Entries from a dataset:
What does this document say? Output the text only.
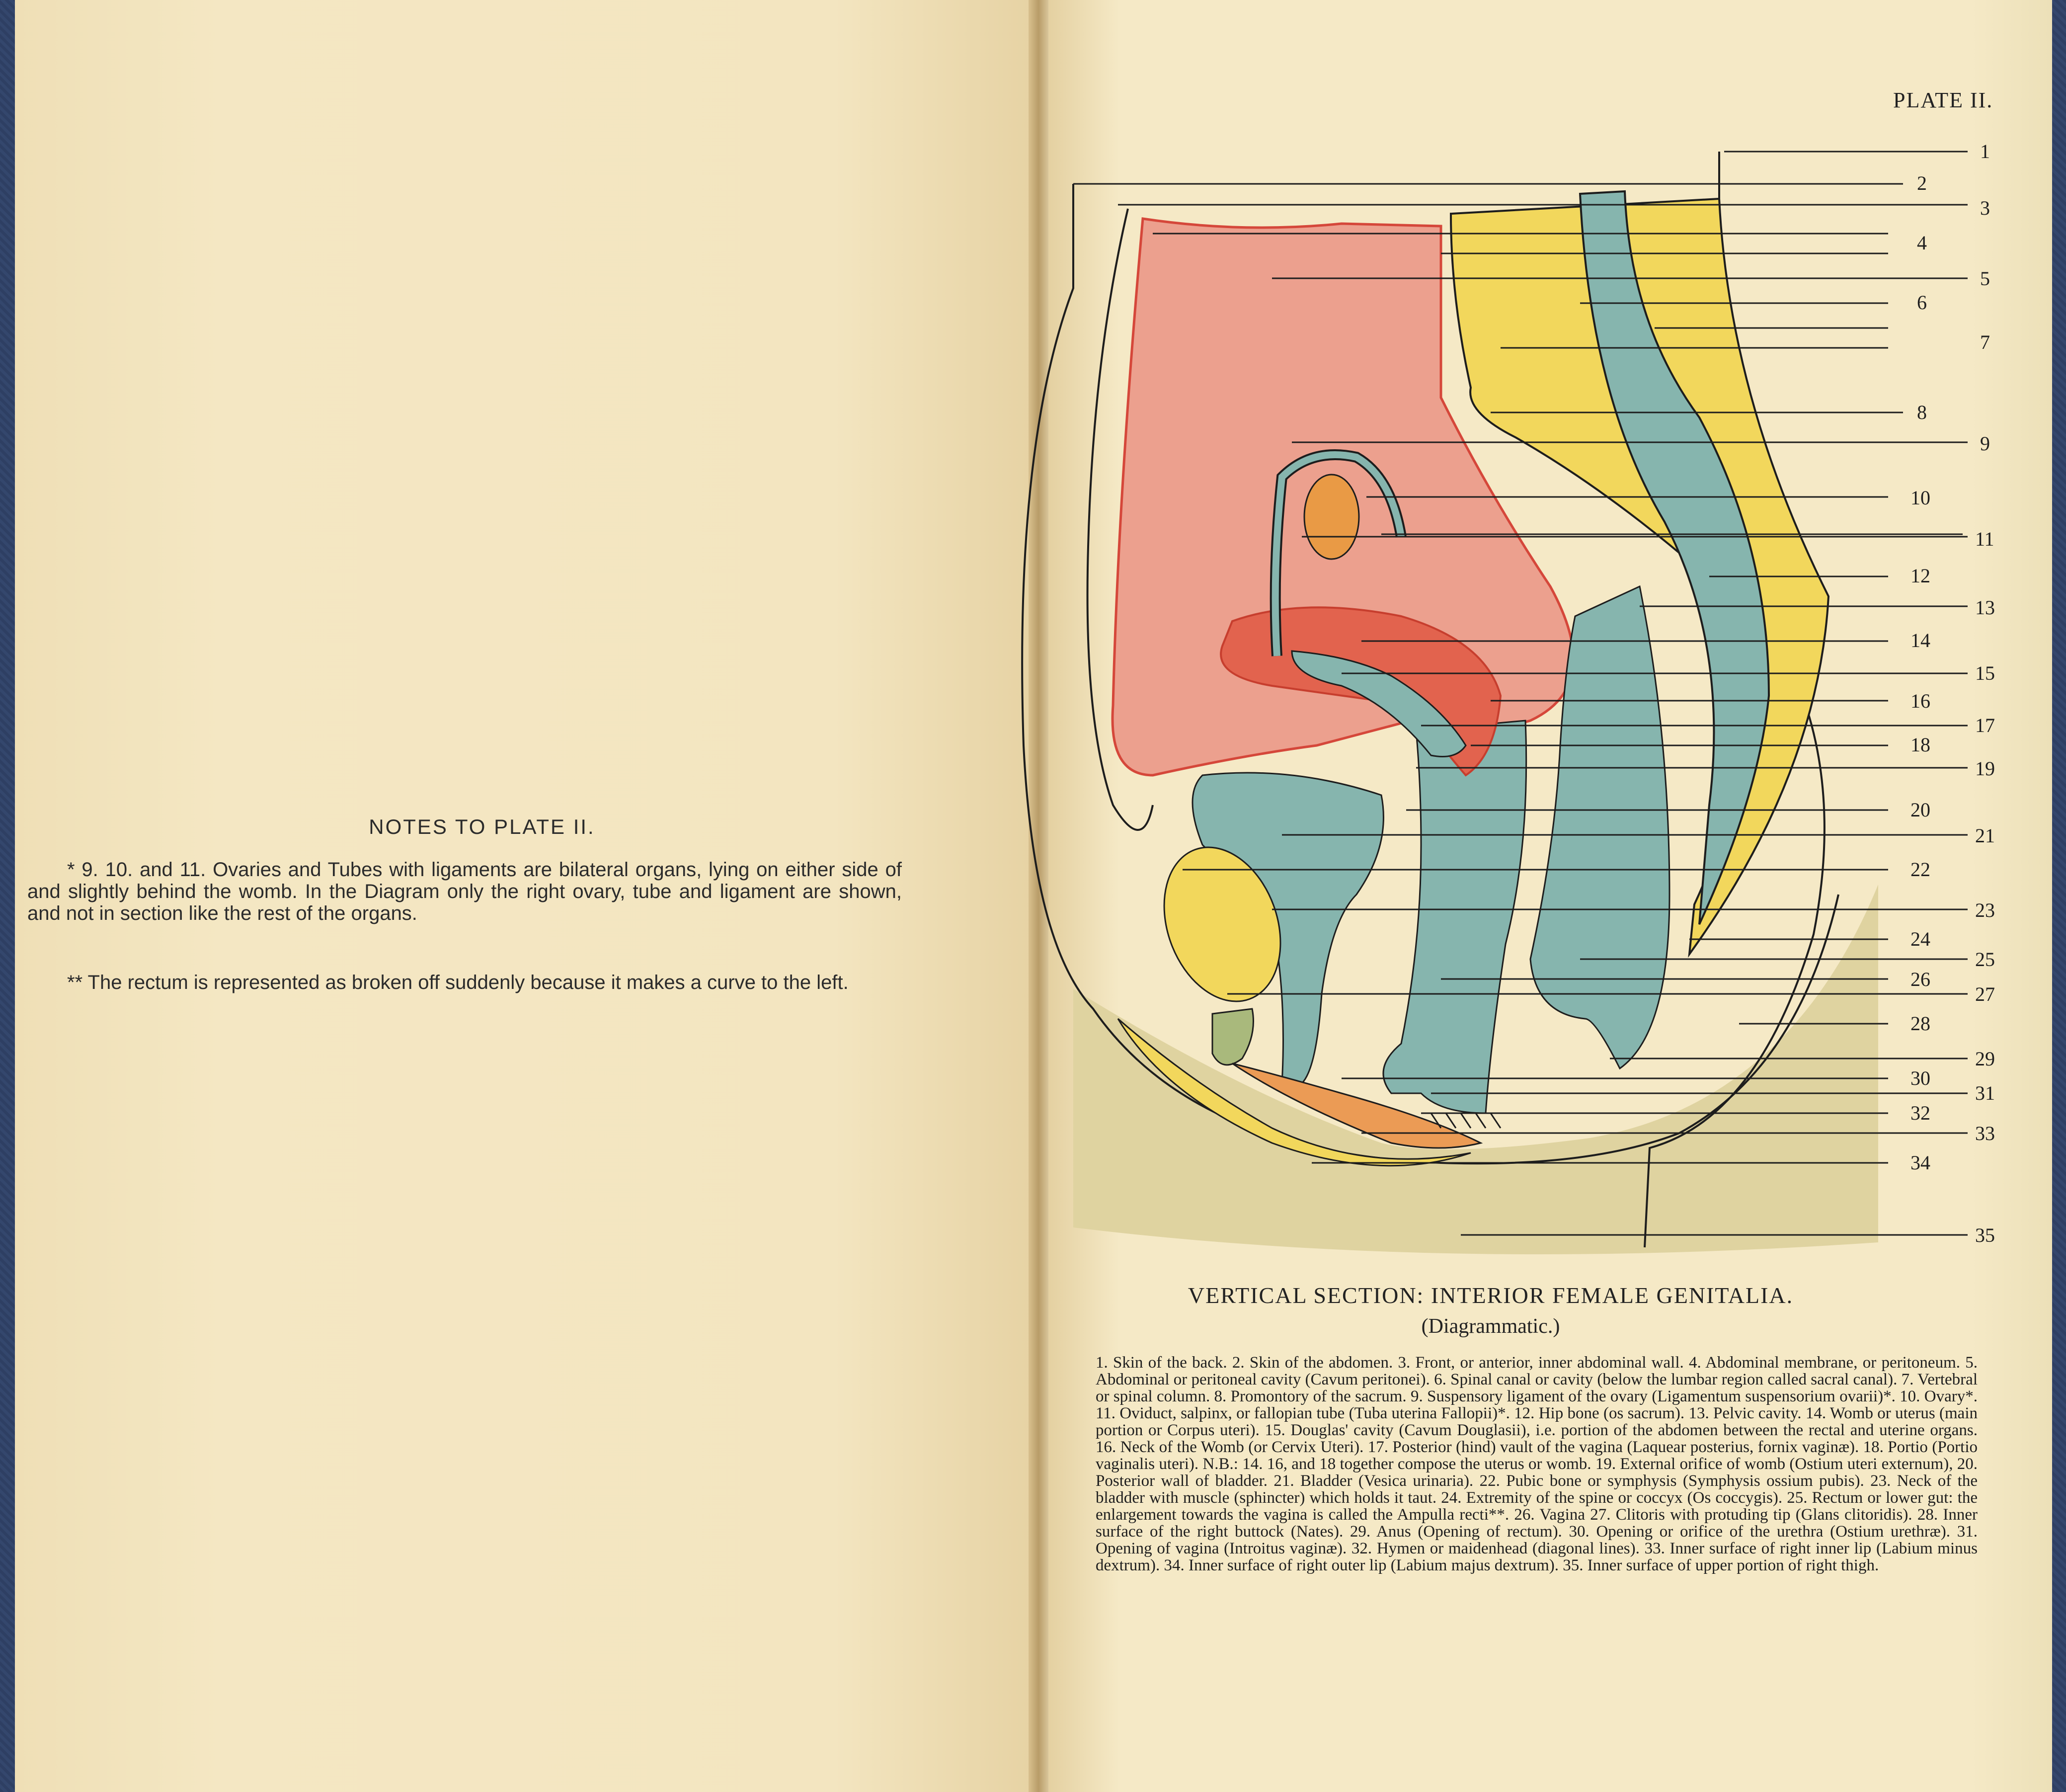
NOTES TO PLATE II.
* 9. 10. and 11. Ovaries and Tubes with ligaments are bilateral organs, lying on either side of and slightly behind the womb. In the Diagram only the right ovary, tube and ligament are shown, and not in section like the rest of the organs.
** The rectum is represented as broken off suddenly because it makes a curve to the left.
PLATE II.
1
2
3
4
5
6
7
8
9
10
11
12
13
14
15
16
17
18
19
20
21
22
23
24
25
26
27
28
29
30
31
32
33
34
35
VERTICAL SECTION: INTERIOR FEMALE GENITALIA.
(Diagrammatic.)
1. Skin of the back. 2. Skin of the abdomen. 3. Front, or anterior, inner abdominal wall. 4. Abdominal membrane, or peritoneum. 5. Abdominal or peritoneal cavity (Cavum peritonei). 6. Spinal canal or cavity (below the lumbar region called sacral canal). 7. Vertebral or spinal column. 8. Promontory of the sacrum. 9. Suspensory ligament of the ovary (Ligamentum suspensorium ovarii)*. 10. Ovary*. 11. Oviduct, salpinx, or fallopian tube (Tuba uterina Fallopii)*. 12. Hip bone (os sacrum). 13. Pelvic cavity. 14. Womb or uterus (main portion or Corpus uteri). 15. Douglas' cavity (Cavum Douglasii), i.e. portion of the abdomen between the rectal and uterine organs. 16. Neck of the Womb (or Cervix Uteri). 17. Posterior (hind) vault of the vagina (Laquear posterius, fornix vaginæ). 18. Portio (Portio vaginalis uteri). N.B.: 14. 16, and 18 together compose the uterus or womb. 19. External orifice of womb (Ostium uteri externum), 20. Posterior wall of bladder. 21. Bladder (Vesica urinaria). 22. Pubic bone or symphysis (Symphysis ossium pubis). 23. Neck of the bladder with muscle (sphincter) which holds it taut. 24. Extremity of the spine or coccyx (Os coccygis). 25. Rectum or lower gut: the enlargement towards the vagina is called the Ampulla recti**. 26. Vagina 27. Clitoris with protuding tip (Glans clitoridis). 28. Inner surface of the right buttock (Nates). 29. Anus (Opening of rectum). 30. Opening or orifice of the urethra (Ostium urethræ). 31. Opening of vagina (Introitus vaginæ). 32. Hymen or maidenhead (diagonal lines). 33. Inner surface of right inner lip (Labium minus dextrum). 34. Inner surface of right outer lip (Labium majus dextrum). 35. Inner surface of upper portion of right thigh.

--- Written exercise ---
Retype the whole listing, keeping every line identical and omitting all pictures.

--- Answer to this exercise ---
What does this document say? Output the text only.
NOTES TO PLATE II.
* 9. 10. and 11. Ovaries and Tubes with ligaments are bilateral organs, lying on either side of and slightly behind the womb. In the Diagram only the right ovary, tube and ligament are shown, and not in section like the rest of the organs.
** The rectum is represented as broken off suddenly because it makes a curve to the left.
PLATE II.
1
2
3
4
5
6
7
8
9
10
11
12
13
14
15
16
17
18
19
20
21
22
23
24
25
26
27
28
29
30
31
32
33
34
35
VERTICAL SECTION: INTERIOR FEMALE GENITALIA.
(Diagrammatic.)
1. Skin of the back. 2. Skin of the abdomen. 3. Front, or anterior, inner abdominal wall. 4. Abdominal membrane, or peritoneum. 5. Abdominal or peritoneal cavity (Cavum peritonei). 6. Spinal canal or cavity (below the lumbar region called sacral canal). 7. Vertebral or spinal column. 8. Promontory of the sacrum. 9. Suspensory ligament of the ovary (Ligamentum suspensorium ovarii)*. 10. Ovary*. 11. Oviduct, salpinx, or fallopian tube (Tuba uterina Fallopii)*. 12. Hip bone (os sacrum). 13. Pelvic cavity. 14. Womb or uterus (main portion or Corpus uteri). 15. Douglas' cavity (Cavum Douglasii), i.e. portion of the abdomen between the rectal and uterine organs. 16. Neck of the Womb (or Cervix Uteri). 17. Posterior (hind) vault of the vagina (Laquear posterius, fornix vaginæ). 18. Portio (Portio vaginalis uteri). N.B.: 14. 16, and 18 together compose the uterus or womb. 19. External orifice of womb (Ostium uteri externum), 20. Posterior wall of bladder. 21. Bladder (Vesica urinaria). 22. Pubic bone or symphysis (Symphysis ossium pubis). 23. Neck of the bladder with muscle (sphincter) which holds it taut. 24. Extremity of the spine or coccyx (Os coccygis). 25. Rectum or lower gut: the enlargement towards the vagina is called the Ampulla recti**. 26. Vagina 27. Clitoris with protuding tip (Glans clitoridis). 28. Inner surface of the right buttock (Nates). 29. Anus (Opening of rectum). 30. Opening or orifice of the urethra (Ostium urethræ). 31. Opening of vagina (Introitus vaginæ). 32. Hymen or maidenhead (diagonal lines). 33. Inner surface of right inner lip (Labium minus dextrum). 34. Inner surface of right outer lip (Labium majus dextrum). 35. Inner surface of upper portion of right thigh.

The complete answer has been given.